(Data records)

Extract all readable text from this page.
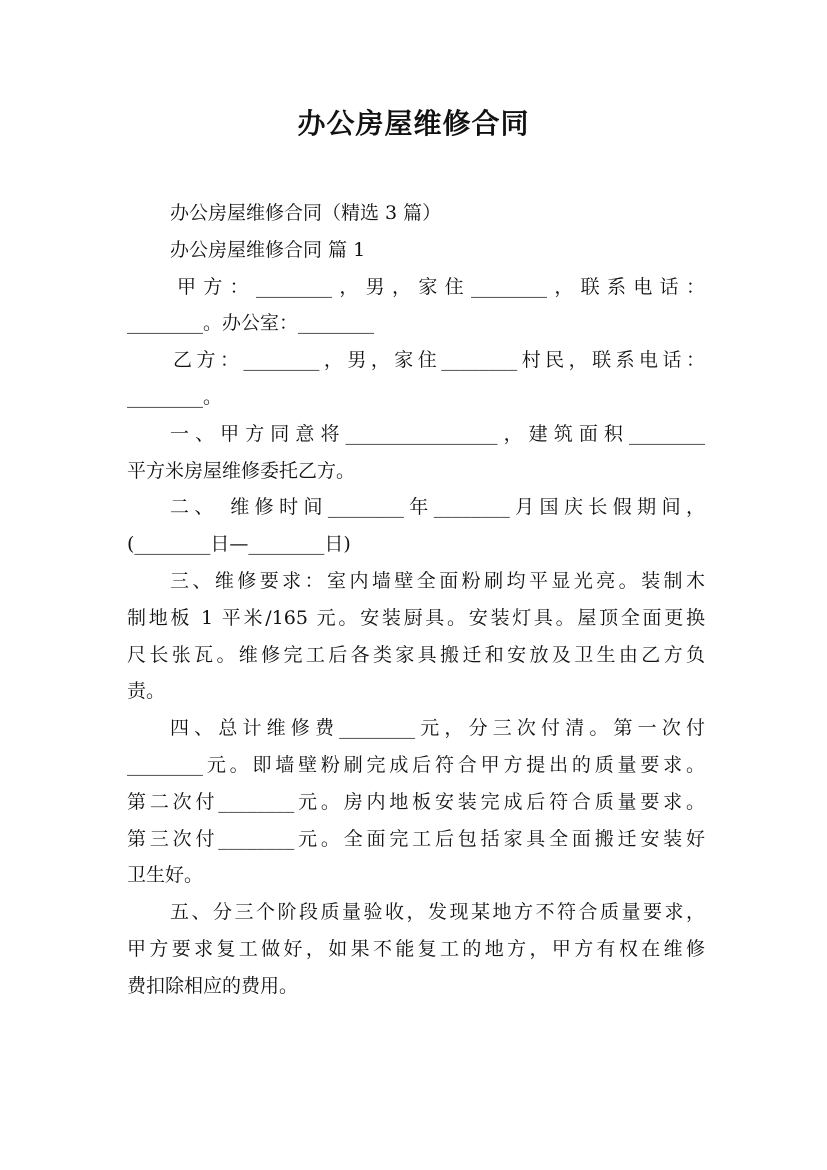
办公房屋维修合同
办公房屋维修合同（精选 3 篇）
办公房屋维修合同 篇 1
甲方：________，男，家住________，联系电话：
________。办公室：________
乙方：________，男，家住________村民，联系电话：
________。
一、甲方同意将________________，建筑面积________
平方米房屋维修委托乙方。
二、 维修时间________年________月国庆长假期间，
(________日—________日)
三、维修要求：室内墙壁全面粉刷均平显光亮。装制木
制地板 1 平米/165 元。安装厨具。安装灯具。屋顶全面更换
尺长张瓦。维修完工后各类家具搬迁和安放及卫生由乙方负
责。
四、总计维修费________元，分三次付清。第一次付
________元。即墙壁粉刷完成后符合甲方提出的质量要求。
第二次付________元。房内地板安装完成后符合质量要求。
第三次付________元。全面完工后包括家具全面搬迁安装好
卫生好。
五、分三个阶段质量验收，发现某地方不符合质量要求，
甲方要求复工做好，如果不能复工的地方，甲方有权在维修
费扣除相应的费用。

--- Task requirements ---
Set down the lines of the records above exactly, apart from the pictures.

--- Task result ---
Extract all readable text from this page.
办公房屋维修合同
办公房屋维修合同（精选 3 篇）
办公房屋维修合同 篇 1
甲方：________，男，家住________，联系电话：
________。办公室：________
乙方：________，男，家住________村民，联系电话：
________。
一、甲方同意将________________，建筑面积________
平方米房屋维修委托乙方。
二、 维修时间________年________月国庆长假期间，
(________日—________日)
三、维修要求：室内墙壁全面粉刷均平显光亮。装制木
制地板 1 平米/165 元。安装厨具。安装灯具。屋顶全面更换
尺长张瓦。维修完工后各类家具搬迁和安放及卫生由乙方负
责。
四、总计维修费________元，分三次付清。第一次付
________元。即墙壁粉刷完成后符合甲方提出的质量要求。
第二次付________元。房内地板安装完成后符合质量要求。
第三次付________元。全面完工后包括家具全面搬迁安装好
卫生好。
五、分三个阶段质量验收，发现某地方不符合质量要求，
甲方要求复工做好，如果不能复工的地方，甲方有权在维修
费扣除相应的费用。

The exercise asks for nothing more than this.